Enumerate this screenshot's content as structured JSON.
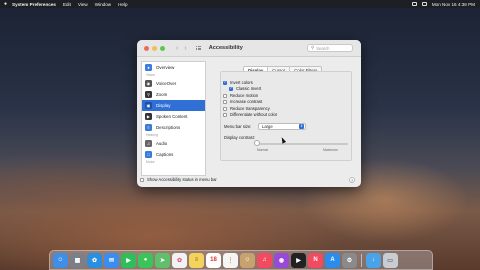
{
  "menubar": {
    "app_name": "System Preferences",
    "items": [
      "Edit",
      "View",
      "Window",
      "Help"
    ],
    "clock": "Mon Nov 16  4:36 PM"
  },
  "window": {
    "title": "Accessibility",
    "search_placeholder": "Search"
  },
  "sidebar": {
    "items": [
      {
        "label": "Overview",
        "icon": "overview-icon",
        "color": "#3b7ddd"
      },
      {
        "section": "Vision"
      },
      {
        "label": "VoiceOver",
        "icon": "voiceover-icon",
        "color": "#555555"
      },
      {
        "label": "Zoom",
        "icon": "zoom-icon",
        "color": "#333333"
      },
      {
        "label": "Display",
        "icon": "display-icon",
        "color": "#2a65c8",
        "selected": true
      },
      {
        "label": "Spoken Content",
        "icon": "spoken-content-icon",
        "color": "#333333"
      },
      {
        "label": "Descriptions",
        "icon": "descriptions-icon",
        "color": "#3a7bd5"
      },
      {
        "section": "Hearing"
      },
      {
        "label": "Audio",
        "icon": "audio-icon",
        "color": "#666666"
      },
      {
        "label": "Captions",
        "icon": "captions-icon",
        "color": "#3a7bd5"
      },
      {
        "section": "Motor"
      }
    ]
  },
  "tabs": [
    {
      "label": "Display",
      "selected": true
    },
    {
      "label": "Cursor"
    },
    {
      "label": "Color Filters"
    }
  ],
  "options": {
    "invert_colors": {
      "label": "Invert colors",
      "checked": true
    },
    "classic_invert": {
      "label": "Classic Invert",
      "checked": true
    },
    "reduce_motion": {
      "label": "Reduce motion",
      "checked": false
    },
    "increase_contrast": {
      "label": "Increase contrast",
      "checked": false
    },
    "reduce_transparency": {
      "label": "Reduce transparency",
      "checked": false
    },
    "differentiate": {
      "label": "Differentiate without color",
      "checked": false
    }
  },
  "menu_bar_size": {
    "label": "Menu bar size:",
    "value": "Large"
  },
  "display_contrast": {
    "label": "Display contrast:",
    "min_label": "Normal",
    "max_label": "Maximum",
    "level": 0.0
  },
  "footer": {
    "label": "Show Accessibility status in menu bar",
    "checked": false,
    "help": "?"
  },
  "dock": {
    "calendar_day": "18",
    "apps": [
      {
        "name": "finder-icon",
        "color": "#3d8fe8"
      },
      {
        "name": "launchpad-icon",
        "color": "#7a7f8a"
      },
      {
        "name": "safari-icon",
        "color": "#2a8fe0"
      },
      {
        "name": "mail-icon",
        "color": "#3a8ef0"
      },
      {
        "name": "facetime-icon",
        "color": "#2fbf5a"
      },
      {
        "name": "messages-icon",
        "color": "#3ac45a"
      },
      {
        "name": "maps-icon",
        "color": "#5fbf6a"
      },
      {
        "name": "photos-icon",
        "color": "#f2f2f2"
      },
      {
        "name": "notes-icon",
        "color": "#f3d35c"
      },
      {
        "name": "calendar-icon",
        "color": "#ffffff"
      },
      {
        "name": "reminders-icon",
        "color": "#f5f5f5"
      },
      {
        "name": "contacts-icon",
        "color": "#c8a26e"
      },
      {
        "name": "music-icon",
        "color": "#f24a5e"
      },
      {
        "name": "podcasts-icon",
        "color": "#9a48d8"
      },
      {
        "name": "tv-icon",
        "color": "#222222"
      },
      {
        "name": "news-icon",
        "color": "#f24a5e"
      },
      {
        "name": "app-store-icon",
        "color": "#2b8cf0"
      },
      {
        "name": "system-preferences-icon",
        "color": "#8a8a8a"
      },
      {
        "name": "downloads-folder-icon",
        "color": "#4aa3e8"
      },
      {
        "name": "trash-icon",
        "color": "#c9ccd2"
      }
    ]
  }
}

───

[TASK GOAL]: Leave out the pictures and copy every record above exactly.

[RESPONSE BELOW]:
Enumerate this screenshot's content as structured JSON.
{
  "menubar": {
    "app_name": "System Preferences",
    "items": [
      "Edit",
      "View",
      "Window",
      "Help"
    ],
    "clock": "Mon Nov 16  4:36 PM"
  },
  "window": {
    "title": "Accessibility",
    "search_placeholder": "Search"
  },
  "sidebar": {
    "items": [
      {
        "label": "Overview",
        "icon": "overview-icon",
        "color": "#3b7ddd"
      },
      {
        "section": "Vision"
      },
      {
        "label": "VoiceOver",
        "icon": "voiceover-icon",
        "color": "#555555"
      },
      {
        "label": "Zoom",
        "icon": "zoom-icon",
        "color": "#333333"
      },
      {
        "label": "Display",
        "icon": "display-icon",
        "color": "#2a65c8",
        "selected": true
      },
      {
        "label": "Spoken Content",
        "icon": "spoken-content-icon",
        "color": "#333333"
      },
      {
        "label": "Descriptions",
        "icon": "descriptions-icon",
        "color": "#3a7bd5"
      },
      {
        "section": "Hearing"
      },
      {
        "label": "Audio",
        "icon": "audio-icon",
        "color": "#666666"
      },
      {
        "label": "Captions",
        "icon": "captions-icon",
        "color": "#3a7bd5"
      },
      {
        "section": "Motor"
      }
    ]
  },
  "tabs": [
    {
      "label": "Display",
      "selected": true
    },
    {
      "label": "Cursor"
    },
    {
      "label": "Color Filters"
    }
  ],
  "options": {
    "invert_colors": {
      "label": "Invert colors",
      "checked": true
    },
    "classic_invert": {
      "label": "Classic Invert",
      "checked": true
    },
    "reduce_motion": {
      "label": "Reduce motion",
      "checked": false
    },
    "increase_contrast": {
      "label": "Increase contrast",
      "checked": false
    },
    "reduce_transparency": {
      "label": "Reduce transparency",
      "checked": false
    },
    "differentiate": {
      "label": "Differentiate without color",
      "checked": false
    }
  },
  "menu_bar_size": {
    "label": "Menu bar size:",
    "value": "Large"
  },
  "display_contrast": {
    "label": "Display contrast:",
    "min_label": "Normal",
    "max_label": "Maximum",
    "level": 0.0
  },
  "footer": {
    "label": "Show Accessibility status in menu bar",
    "checked": false,
    "help": "?"
  },
  "dock": {
    "calendar_day": "18",
    "apps": [
      {
        "name": "finder-icon",
        "color": "#3d8fe8"
      },
      {
        "name": "launchpad-icon",
        "color": "#7a7f8a"
      },
      {
        "name": "safari-icon",
        "color": "#2a8fe0"
      },
      {
        "name": "mail-icon",
        "color": "#3a8ef0"
      },
      {
        "name": "facetime-icon",
        "color": "#2fbf5a"
      },
      {
        "name": "messages-icon",
        "color": "#3ac45a"
      },
      {
        "name": "maps-icon",
        "color": "#5fbf6a"
      },
      {
        "name": "photos-icon",
        "color": "#f2f2f2"
      },
      {
        "name": "notes-icon",
        "color": "#f3d35c"
      },
      {
        "name": "calendar-icon",
        "color": "#ffffff"
      },
      {
        "name": "reminders-icon",
        "color": "#f5f5f5"
      },
      {
        "name": "contacts-icon",
        "color": "#c8a26e"
      },
      {
        "name": "music-icon",
        "color": "#f24a5e"
      },
      {
        "name": "podcasts-icon",
        "color": "#9a48d8"
      },
      {
        "name": "tv-icon",
        "color": "#222222"
      },
      {
        "name": "news-icon",
        "color": "#f24a5e"
      },
      {
        "name": "app-store-icon",
        "color": "#2b8cf0"
      },
      {
        "name": "system-preferences-icon",
        "color": "#8a8a8a"
      },
      {
        "name": "downloads-folder-icon",
        "color": "#4aa3e8"
      },
      {
        "name": "trash-icon",
        "color": "#c9ccd2"
      }
    ]
  }
}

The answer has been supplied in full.